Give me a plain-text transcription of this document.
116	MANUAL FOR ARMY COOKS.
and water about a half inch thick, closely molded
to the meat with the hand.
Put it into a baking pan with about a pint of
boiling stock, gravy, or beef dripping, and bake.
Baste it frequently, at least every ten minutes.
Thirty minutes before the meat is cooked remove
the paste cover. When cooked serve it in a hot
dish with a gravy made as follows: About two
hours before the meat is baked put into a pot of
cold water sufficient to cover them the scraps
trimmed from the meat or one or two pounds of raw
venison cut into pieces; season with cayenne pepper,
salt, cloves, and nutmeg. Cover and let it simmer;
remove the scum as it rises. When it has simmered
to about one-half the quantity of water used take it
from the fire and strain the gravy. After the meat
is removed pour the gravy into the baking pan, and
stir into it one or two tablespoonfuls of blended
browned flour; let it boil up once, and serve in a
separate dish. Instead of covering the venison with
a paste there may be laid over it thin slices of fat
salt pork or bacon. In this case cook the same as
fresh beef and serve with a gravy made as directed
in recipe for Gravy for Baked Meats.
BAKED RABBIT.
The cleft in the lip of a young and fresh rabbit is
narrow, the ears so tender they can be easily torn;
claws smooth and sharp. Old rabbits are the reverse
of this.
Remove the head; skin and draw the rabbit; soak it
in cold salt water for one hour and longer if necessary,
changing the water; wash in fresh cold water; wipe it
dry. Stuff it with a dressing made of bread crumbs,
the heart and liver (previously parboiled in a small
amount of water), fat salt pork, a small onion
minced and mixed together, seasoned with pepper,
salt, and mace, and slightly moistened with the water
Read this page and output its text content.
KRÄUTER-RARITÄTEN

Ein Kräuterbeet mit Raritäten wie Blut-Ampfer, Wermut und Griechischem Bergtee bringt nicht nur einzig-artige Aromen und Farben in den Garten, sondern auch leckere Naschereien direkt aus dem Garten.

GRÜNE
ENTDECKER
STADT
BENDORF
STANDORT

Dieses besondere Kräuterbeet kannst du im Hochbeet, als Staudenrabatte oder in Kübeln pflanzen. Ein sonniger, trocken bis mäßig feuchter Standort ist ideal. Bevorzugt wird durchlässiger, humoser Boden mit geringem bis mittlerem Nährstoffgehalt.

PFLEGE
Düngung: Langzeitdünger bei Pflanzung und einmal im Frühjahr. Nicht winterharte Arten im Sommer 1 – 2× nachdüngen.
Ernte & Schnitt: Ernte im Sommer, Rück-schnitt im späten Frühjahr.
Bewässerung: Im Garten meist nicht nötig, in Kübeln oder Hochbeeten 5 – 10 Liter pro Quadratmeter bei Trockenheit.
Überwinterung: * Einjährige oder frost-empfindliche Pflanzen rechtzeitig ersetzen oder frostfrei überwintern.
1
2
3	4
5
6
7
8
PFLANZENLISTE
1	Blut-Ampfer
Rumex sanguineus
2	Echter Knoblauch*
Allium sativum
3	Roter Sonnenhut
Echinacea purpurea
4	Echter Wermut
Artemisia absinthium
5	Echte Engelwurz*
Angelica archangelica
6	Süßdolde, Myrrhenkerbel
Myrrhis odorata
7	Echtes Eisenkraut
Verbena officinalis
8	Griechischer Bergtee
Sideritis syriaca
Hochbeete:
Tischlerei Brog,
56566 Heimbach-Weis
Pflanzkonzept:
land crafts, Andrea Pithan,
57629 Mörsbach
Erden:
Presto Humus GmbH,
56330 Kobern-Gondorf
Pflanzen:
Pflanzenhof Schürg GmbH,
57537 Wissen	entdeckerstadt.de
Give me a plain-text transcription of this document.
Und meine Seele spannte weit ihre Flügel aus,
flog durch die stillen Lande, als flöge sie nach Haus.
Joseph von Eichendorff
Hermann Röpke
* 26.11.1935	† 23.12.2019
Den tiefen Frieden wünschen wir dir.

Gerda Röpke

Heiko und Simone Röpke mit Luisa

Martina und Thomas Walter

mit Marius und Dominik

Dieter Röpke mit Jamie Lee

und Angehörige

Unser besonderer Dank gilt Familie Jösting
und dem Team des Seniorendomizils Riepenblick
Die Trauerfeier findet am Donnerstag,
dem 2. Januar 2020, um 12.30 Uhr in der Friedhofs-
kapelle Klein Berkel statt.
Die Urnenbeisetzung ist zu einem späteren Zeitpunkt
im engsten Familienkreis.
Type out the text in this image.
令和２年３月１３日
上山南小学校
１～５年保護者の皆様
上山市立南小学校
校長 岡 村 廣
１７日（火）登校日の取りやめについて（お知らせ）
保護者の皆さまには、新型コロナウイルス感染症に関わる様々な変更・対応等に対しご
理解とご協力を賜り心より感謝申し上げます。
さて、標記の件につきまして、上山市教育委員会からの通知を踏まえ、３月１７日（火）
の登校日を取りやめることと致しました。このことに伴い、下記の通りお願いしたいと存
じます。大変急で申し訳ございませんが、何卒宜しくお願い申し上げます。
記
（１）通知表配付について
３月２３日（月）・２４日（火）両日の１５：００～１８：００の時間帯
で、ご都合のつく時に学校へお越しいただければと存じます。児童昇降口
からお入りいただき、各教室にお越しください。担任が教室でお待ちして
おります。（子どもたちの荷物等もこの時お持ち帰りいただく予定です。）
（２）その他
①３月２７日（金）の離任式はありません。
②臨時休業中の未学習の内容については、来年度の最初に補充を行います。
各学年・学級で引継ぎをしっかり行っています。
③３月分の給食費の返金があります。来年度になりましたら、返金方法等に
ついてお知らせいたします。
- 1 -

------

- [REQUIRED WORK] Check each line above for "serve" and return the ones that have it.

- [ANSWER]
the paste cover. When cooked serve it in a hot
browned flour; let it boil up once, and serve in a
fresh beef and serve with a gravy made as directed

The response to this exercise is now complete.